(Chart and figure data)
====

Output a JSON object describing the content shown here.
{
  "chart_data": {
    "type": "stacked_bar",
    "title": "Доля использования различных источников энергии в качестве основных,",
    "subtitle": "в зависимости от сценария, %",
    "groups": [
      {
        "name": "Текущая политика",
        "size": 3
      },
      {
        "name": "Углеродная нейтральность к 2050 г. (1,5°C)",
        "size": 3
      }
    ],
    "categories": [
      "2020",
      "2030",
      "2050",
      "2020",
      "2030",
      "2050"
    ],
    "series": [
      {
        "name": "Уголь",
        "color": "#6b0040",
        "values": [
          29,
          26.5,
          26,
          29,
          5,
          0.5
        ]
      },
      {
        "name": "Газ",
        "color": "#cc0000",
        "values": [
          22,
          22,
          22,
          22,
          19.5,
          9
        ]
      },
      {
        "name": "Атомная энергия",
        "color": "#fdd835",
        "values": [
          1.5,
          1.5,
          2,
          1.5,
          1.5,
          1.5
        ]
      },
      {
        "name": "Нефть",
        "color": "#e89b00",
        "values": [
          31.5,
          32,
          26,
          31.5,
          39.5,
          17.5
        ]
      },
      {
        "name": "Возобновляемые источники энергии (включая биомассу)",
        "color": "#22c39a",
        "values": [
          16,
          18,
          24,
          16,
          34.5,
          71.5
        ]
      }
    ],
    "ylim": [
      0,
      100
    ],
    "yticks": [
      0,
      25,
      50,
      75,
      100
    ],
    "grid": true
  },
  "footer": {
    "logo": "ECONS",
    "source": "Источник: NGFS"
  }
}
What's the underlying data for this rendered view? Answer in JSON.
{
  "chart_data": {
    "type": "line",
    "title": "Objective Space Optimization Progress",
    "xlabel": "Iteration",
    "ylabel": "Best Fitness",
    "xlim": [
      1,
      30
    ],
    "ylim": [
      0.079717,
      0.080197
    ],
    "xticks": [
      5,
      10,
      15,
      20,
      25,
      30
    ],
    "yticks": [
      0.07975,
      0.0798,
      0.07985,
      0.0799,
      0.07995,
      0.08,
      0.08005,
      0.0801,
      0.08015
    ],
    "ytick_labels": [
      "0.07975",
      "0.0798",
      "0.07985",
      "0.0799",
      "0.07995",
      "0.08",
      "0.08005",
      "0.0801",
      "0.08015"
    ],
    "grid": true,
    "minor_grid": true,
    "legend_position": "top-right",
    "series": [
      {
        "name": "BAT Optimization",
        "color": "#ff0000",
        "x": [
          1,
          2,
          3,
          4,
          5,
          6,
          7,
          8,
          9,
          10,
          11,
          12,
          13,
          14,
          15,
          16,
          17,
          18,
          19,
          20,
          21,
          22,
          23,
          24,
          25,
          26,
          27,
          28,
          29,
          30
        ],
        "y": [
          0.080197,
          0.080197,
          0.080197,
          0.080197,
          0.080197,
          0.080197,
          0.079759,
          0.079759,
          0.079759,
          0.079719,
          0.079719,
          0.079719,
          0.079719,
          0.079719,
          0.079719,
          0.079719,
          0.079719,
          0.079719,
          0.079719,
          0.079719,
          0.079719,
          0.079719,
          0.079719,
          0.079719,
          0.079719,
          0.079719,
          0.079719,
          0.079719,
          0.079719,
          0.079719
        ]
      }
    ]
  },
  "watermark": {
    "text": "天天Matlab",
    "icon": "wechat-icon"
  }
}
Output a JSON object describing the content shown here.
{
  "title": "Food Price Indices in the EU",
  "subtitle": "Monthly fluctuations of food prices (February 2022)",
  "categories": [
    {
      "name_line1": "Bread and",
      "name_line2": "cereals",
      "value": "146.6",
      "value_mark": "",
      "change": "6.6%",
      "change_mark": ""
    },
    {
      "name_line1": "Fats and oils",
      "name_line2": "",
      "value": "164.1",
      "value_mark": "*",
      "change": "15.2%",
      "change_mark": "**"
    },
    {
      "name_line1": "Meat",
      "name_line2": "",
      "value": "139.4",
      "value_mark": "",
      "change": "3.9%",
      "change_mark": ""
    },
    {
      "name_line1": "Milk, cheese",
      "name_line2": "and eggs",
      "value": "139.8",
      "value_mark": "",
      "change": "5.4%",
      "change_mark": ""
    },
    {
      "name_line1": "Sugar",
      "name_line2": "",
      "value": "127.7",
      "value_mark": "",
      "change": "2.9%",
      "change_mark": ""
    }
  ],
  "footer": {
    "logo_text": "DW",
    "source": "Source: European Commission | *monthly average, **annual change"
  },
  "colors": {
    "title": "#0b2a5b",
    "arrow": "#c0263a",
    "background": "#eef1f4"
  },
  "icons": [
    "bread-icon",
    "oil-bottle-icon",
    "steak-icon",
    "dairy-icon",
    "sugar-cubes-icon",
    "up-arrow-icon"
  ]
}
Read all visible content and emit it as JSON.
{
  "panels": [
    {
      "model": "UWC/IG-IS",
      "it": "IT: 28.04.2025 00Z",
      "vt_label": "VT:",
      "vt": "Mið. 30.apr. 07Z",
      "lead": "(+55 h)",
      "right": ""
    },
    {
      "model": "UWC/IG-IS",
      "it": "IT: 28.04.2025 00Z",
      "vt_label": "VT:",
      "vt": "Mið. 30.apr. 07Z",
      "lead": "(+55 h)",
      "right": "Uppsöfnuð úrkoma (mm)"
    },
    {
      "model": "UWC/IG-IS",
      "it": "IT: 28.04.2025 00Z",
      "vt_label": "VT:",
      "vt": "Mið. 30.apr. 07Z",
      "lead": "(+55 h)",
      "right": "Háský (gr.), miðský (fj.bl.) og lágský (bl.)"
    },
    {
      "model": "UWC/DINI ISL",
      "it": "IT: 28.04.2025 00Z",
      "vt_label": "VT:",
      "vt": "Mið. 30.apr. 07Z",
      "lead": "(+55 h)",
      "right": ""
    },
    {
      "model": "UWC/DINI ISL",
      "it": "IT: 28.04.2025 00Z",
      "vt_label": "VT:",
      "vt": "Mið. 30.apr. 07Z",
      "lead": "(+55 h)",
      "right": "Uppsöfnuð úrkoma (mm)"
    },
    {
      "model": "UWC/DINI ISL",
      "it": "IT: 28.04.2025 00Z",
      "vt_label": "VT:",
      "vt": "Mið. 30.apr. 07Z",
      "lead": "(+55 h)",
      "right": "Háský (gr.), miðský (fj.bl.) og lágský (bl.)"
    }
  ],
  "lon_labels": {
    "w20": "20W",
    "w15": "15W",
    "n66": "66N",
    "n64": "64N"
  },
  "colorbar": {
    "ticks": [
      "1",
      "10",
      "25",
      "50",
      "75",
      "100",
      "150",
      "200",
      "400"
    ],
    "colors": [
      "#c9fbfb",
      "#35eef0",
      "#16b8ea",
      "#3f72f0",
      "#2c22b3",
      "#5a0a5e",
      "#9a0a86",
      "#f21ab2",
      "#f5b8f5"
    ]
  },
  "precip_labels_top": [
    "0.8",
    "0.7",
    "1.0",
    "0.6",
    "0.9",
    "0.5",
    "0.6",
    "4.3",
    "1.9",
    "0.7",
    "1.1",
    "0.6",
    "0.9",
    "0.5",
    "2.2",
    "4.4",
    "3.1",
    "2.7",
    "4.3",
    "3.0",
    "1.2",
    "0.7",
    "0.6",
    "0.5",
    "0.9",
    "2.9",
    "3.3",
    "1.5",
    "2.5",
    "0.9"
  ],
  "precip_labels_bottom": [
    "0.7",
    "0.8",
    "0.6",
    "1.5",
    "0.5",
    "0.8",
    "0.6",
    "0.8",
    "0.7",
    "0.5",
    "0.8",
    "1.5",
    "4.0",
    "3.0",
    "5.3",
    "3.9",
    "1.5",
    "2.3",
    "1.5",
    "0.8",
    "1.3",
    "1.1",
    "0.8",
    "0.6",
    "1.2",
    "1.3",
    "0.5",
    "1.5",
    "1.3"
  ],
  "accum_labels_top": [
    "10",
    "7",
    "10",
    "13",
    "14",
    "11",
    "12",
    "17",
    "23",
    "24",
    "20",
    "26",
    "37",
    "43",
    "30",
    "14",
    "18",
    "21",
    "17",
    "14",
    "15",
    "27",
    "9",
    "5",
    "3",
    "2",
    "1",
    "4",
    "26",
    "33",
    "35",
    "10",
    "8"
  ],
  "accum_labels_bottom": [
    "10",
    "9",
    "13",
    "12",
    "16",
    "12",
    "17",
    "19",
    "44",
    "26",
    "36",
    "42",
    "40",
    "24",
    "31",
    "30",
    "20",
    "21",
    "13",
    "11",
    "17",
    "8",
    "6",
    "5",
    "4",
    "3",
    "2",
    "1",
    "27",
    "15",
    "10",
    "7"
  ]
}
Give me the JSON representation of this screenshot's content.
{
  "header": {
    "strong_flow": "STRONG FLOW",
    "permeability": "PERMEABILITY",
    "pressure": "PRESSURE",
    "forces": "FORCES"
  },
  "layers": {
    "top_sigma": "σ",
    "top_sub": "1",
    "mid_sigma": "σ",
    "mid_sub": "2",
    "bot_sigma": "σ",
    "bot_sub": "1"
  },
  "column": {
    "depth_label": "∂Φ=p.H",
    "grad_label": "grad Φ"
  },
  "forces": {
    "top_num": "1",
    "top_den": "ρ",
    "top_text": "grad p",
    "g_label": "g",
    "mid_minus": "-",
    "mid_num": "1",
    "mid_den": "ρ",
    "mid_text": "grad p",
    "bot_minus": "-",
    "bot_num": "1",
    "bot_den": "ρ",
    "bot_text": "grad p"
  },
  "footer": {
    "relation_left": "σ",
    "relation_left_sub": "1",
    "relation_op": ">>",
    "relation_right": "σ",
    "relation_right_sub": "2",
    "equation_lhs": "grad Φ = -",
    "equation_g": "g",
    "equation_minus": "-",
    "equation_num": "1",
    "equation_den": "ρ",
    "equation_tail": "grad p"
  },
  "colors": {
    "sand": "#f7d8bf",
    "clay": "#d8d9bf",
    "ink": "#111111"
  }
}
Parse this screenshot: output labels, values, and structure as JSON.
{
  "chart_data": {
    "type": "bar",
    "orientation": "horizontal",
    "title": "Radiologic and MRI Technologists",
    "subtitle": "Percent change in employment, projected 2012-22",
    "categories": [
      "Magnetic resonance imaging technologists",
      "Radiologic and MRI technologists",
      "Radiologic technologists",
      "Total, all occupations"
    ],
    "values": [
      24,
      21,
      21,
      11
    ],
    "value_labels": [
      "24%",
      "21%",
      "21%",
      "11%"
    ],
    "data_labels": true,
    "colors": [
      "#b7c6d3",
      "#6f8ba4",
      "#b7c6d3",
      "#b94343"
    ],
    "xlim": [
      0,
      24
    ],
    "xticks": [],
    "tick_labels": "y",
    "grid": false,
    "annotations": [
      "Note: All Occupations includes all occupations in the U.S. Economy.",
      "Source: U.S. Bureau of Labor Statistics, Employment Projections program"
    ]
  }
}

====

WRITTEN REQUEST>
Report every line in the data above in which the word "Radiologic" appears.

FINAL RESULT>
    "title": "Radiologic and MRI Technologists",
      "Radiologic and MRI technologists",
      "Radiologic technologists",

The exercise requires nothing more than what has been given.